The records underneath are to be repeated exactly, with the pictures left out.

Data provided
— begin —

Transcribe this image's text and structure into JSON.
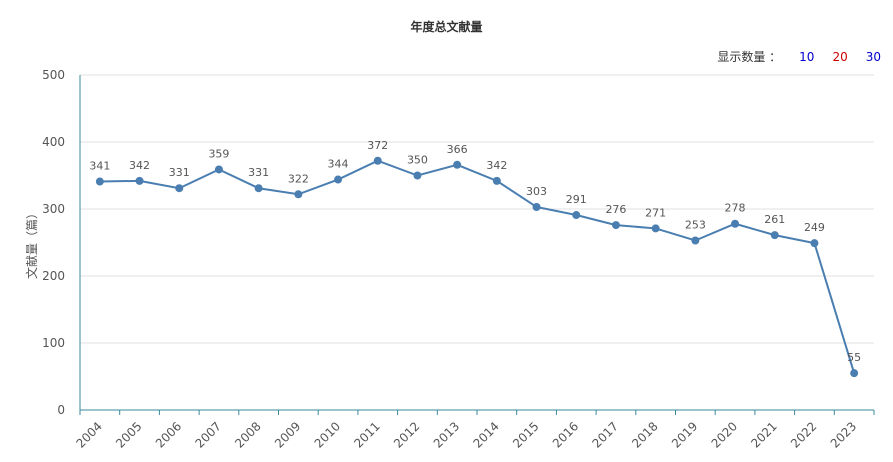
{
  "chart_data": {
    "type": "line",
    "title": "年度总文献量",
    "xlabel": "",
    "ylabel": "文献量（篇）",
    "ylim": [
      0,
      500
    ],
    "yticks": [
      0,
      100,
      200,
      300,
      400,
      500
    ],
    "grid": true,
    "categories": [
      "2004",
      "2005",
      "2006",
      "2007",
      "2008",
      "2009",
      "2010",
      "2011",
      "2012",
      "2013",
      "2014",
      "2015",
      "2016",
      "2017",
      "2018",
      "2019",
      "2020",
      "2021",
      "2022",
      "2023"
    ],
    "series": [
      {
        "values": [
          341,
          342,
          331,
          359,
          331,
          322,
          344,
          372,
          350,
          366,
          342,
          303,
          291,
          276,
          271,
          253,
          278,
          261,
          249,
          55
        ]
      }
    ]
  },
  "controls": {
    "label": "显示数量 ：",
    "options": [
      "10",
      "20",
      "30"
    ]
  },
  "colors": {
    "line": "#4a7eb0",
    "opt_10": "#0000cc",
    "opt_20": "#cc0000",
    "opt_30": "#0000cc"
  }
}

— end —

Task solution
Transcribe this image's text and structure into JSON.
{
  "chart_data": {
    "type": "line",
    "title": "年度总文献量",
    "xlabel": "",
    "ylabel": "文献量（篇）",
    "ylim": [
      0,
      500
    ],
    "yticks": [
      0,
      100,
      200,
      300,
      400,
      500
    ],
    "grid": true,
    "categories": [
      "2004",
      "2005",
      "2006",
      "2007",
      "2008",
      "2009",
      "2010",
      "2011",
      "2012",
      "2013",
      "2014",
      "2015",
      "2016",
      "2017",
      "2018",
      "2019",
      "2020",
      "2021",
      "2022",
      "2023"
    ],
    "series": [
      {
        "values": [
          341,
          342,
          331,
          359,
          331,
          322,
          344,
          372,
          350,
          366,
          342,
          303,
          291,
          276,
          271,
          253,
          278,
          261,
          249,
          55
        ]
      }
    ]
  },
  "controls": {
    "label": "显示数量 ：",
    "options": [
      "10",
      "20",
      "30"
    ]
  },
  "colors": {
    "line": "#4a7eb0",
    "opt_10": "#0000cc",
    "opt_20": "#cc0000",
    "opt_30": "#0000cc"
  }
}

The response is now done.